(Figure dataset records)
((
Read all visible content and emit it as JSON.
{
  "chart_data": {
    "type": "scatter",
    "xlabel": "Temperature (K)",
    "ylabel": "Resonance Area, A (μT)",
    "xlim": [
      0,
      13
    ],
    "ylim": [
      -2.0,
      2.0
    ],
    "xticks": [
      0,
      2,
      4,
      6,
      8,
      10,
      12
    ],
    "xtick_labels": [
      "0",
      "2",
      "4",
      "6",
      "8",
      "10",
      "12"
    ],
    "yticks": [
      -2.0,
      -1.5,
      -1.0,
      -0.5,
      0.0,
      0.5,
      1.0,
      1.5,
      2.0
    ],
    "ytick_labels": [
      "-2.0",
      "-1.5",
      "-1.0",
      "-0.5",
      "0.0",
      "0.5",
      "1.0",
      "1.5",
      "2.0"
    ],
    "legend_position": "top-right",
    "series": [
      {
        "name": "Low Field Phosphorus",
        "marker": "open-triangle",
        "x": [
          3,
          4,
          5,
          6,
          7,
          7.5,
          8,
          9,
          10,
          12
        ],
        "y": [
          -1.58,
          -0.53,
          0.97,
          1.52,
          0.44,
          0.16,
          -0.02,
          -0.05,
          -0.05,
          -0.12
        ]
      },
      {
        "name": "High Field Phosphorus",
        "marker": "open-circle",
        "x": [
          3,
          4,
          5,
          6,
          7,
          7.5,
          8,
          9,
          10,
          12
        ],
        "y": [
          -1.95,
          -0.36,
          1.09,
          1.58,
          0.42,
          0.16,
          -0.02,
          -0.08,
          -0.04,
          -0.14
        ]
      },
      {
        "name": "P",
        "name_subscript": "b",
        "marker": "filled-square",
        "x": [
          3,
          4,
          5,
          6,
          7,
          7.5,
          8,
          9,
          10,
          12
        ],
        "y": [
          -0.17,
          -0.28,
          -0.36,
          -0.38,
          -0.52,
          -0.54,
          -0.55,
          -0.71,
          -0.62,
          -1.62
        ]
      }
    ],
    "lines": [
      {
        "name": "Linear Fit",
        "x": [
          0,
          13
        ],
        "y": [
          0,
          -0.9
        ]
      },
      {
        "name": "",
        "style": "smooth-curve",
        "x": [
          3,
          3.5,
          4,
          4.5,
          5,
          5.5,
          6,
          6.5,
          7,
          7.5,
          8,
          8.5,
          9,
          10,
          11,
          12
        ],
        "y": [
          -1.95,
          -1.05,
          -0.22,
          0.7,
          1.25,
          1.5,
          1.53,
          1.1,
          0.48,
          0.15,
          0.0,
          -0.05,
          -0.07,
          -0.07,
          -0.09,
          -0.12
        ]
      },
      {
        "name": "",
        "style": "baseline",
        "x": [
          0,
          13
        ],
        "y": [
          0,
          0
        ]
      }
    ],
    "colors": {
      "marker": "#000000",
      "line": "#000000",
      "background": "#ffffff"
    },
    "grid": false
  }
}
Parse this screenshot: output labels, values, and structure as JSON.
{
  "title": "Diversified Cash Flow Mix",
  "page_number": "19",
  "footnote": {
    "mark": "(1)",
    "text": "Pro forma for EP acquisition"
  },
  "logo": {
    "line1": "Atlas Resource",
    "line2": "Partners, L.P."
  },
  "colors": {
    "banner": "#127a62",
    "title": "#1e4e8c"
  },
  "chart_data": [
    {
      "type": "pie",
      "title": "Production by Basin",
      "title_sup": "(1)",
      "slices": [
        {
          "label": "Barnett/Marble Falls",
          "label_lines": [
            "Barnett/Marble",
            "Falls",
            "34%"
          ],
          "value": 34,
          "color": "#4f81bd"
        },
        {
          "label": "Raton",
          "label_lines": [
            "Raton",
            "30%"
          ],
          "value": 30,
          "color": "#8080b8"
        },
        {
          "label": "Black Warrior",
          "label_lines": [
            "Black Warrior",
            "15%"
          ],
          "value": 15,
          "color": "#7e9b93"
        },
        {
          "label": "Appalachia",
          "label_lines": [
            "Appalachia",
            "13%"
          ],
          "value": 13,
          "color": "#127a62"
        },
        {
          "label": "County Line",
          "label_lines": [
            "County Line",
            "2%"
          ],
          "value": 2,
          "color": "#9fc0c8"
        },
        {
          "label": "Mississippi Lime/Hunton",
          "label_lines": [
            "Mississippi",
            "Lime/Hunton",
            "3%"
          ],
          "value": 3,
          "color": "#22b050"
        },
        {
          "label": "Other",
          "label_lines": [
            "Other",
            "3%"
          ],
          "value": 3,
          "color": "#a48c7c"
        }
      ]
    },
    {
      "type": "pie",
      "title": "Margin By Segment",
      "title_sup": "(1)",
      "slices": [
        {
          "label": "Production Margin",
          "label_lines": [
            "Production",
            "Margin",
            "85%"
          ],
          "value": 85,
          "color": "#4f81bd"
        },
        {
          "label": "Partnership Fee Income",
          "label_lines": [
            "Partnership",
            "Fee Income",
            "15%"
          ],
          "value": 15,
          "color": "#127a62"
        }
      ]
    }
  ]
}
))
THE TASK: All of the data above should be transcribed exactly.

WRITTEN SOLUTION:
Read all visible content and emit it as JSON.
{
  "chart_data": {
    "type": "scatter",
    "xlabel": "Temperature (K)",
    "ylabel": "Resonance Area, A (μT)",
    "xlim": [
      0,
      13
    ],
    "ylim": [
      -2.0,
      2.0
    ],
    "xticks": [
      0,
      2,
      4,
      6,
      8,
      10,
      12
    ],
    "xtick_labels": [
      "0",
      "2",
      "4",
      "6",
      "8",
      "10",
      "12"
    ],
    "yticks": [
      -2.0,
      -1.5,
      -1.0,
      -0.5,
      0.0,
      0.5,
      1.0,
      1.5,
      2.0
    ],
    "ytick_labels": [
      "-2.0",
      "-1.5",
      "-1.0",
      "-0.5",
      "0.0",
      "0.5",
      "1.0",
      "1.5",
      "2.0"
    ],
    "legend_position": "top-right",
    "series": [
      {
        "name": "Low Field Phosphorus",
        "marker": "open-triangle",
        "x": [
          3,
          4,
          5,
          6,
          7,
          7.5,
          8,
          9,
          10,
          12
        ],
        "y": [
          -1.58,
          -0.53,
          0.97,
          1.52,
          0.44,
          0.16,
          -0.02,
          -0.05,
          -0.05,
          -0.12
        ]
      },
      {
        "name": "High Field Phosphorus",
        "marker": "open-circle",
        "x": [
          3,
          4,
          5,
          6,
          7,
          7.5,
          8,
          9,
          10,
          12
        ],
        "y": [
          -1.95,
          -0.36,
          1.09,
          1.58,
          0.42,
          0.16,
          -0.02,
          -0.08,
          -0.04,
          -0.14
        ]
      },
      {
        "name": "P",
        "name_subscript": "b",
        "marker": "filled-square",
        "x": [
          3,
          4,
          5,
          6,
          7,
          7.5,
          8,
          9,
          10,
          12
        ],
        "y": [
          -0.17,
          -0.28,
          -0.36,
          -0.38,
          -0.52,
          -0.54,
          -0.55,
          -0.71,
          -0.62,
          -1.62
        ]
      }
    ],
    "lines": [
      {
        "name": "Linear Fit",
        "x": [
          0,
          13
        ],
        "y": [
          0,
          -0.9
        ]
      },
      {
        "name": "",
        "style": "smooth-curve",
        "x": [
          3,
          3.5,
          4,
          4.5,
          5,
          5.5,
          6,
          6.5,
          7,
          7.5,
          8,
          8.5,
          9,
          10,
          11,
          12
        ],
        "y": [
          -1.95,
          -1.05,
          -0.22,
          0.7,
          1.25,
          1.5,
          1.53,
          1.1,
          0.48,
          0.15,
          0.0,
          -0.05,
          -0.07,
          -0.07,
          -0.09,
          -0.12
        ]
      },
      {
        "name": "",
        "style": "baseline",
        "x": [
          0,
          13
        ],
        "y": [
          0,
          0
        ]
      }
    ],
    "colors": {
      "marker": "#000000",
      "line": "#000000",
      "background": "#ffffff"
    },
    "grid": false
  }
}
Parse this screenshot: output labels, values, and structure as JSON.
{
  "title": "Diversified Cash Flow Mix",
  "page_number": "19",
  "footnote": {
    "mark": "(1)",
    "text": "Pro forma for EP acquisition"
  },
  "logo": {
    "line1": "Atlas Resource",
    "line2": "Partners, L.P."
  },
  "colors": {
    "banner": "#127a62",
    "title": "#1e4e8c"
  },
  "chart_data": [
    {
      "type": "pie",
      "title": "Production by Basin",
      "title_sup": "(1)",
      "slices": [
        {
          "label": "Barnett/Marble Falls",
          "label_lines": [
            "Barnett/Marble",
            "Falls",
            "34%"
          ],
          "value": 34,
          "color": "#4f81bd"
        },
        {
          "label": "Raton",
          "label_lines": [
            "Raton",
            "30%"
          ],
          "value": 30,
          "color": "#8080b8"
        },
        {
          "label": "Black Warrior",
          "label_lines": [
            "Black Warrior",
            "15%"
          ],
          "value": 15,
          "color": "#7e9b93"
        },
        {
          "label": "Appalachia",
          "label_lines": [
            "Appalachia",
            "13%"
          ],
          "value": 13,
          "color": "#127a62"
        },
        {
          "label": "County Line",
          "label_lines": [
            "County Line",
            "2%"
          ],
          "value": 2,
          "color": "#9fc0c8"
        },
        {
          "label": "Mississippi Lime/Hunton",
          "label_lines": [
            "Mississippi",
            "Lime/Hunton",
            "3%"
          ],
          "value": 3,
          "color": "#22b050"
        },
        {
          "label": "Other",
          "label_lines": [
            "Other",
            "3%"
          ],
          "value": 3,
          "color": "#a48c7c"
        }
      ]
    },
    {
      "type": "pie",
      "title": "Margin By Segment",
      "title_sup": "(1)",
      "slices": [
        {
          "label": "Production Margin",
          "label_lines": [
            "Production",
            "Margin",
            "85%"
          ],
          "value": 85,
          "color": "#4f81bd"
        },
        {
          "label": "Partnership Fee Income",
          "label_lines": [
            "Partnership",
            "Fee Income",
            "15%"
          ],
          "value": 15,
          "color": "#127a62"
        }
      ]
    }
  ]
}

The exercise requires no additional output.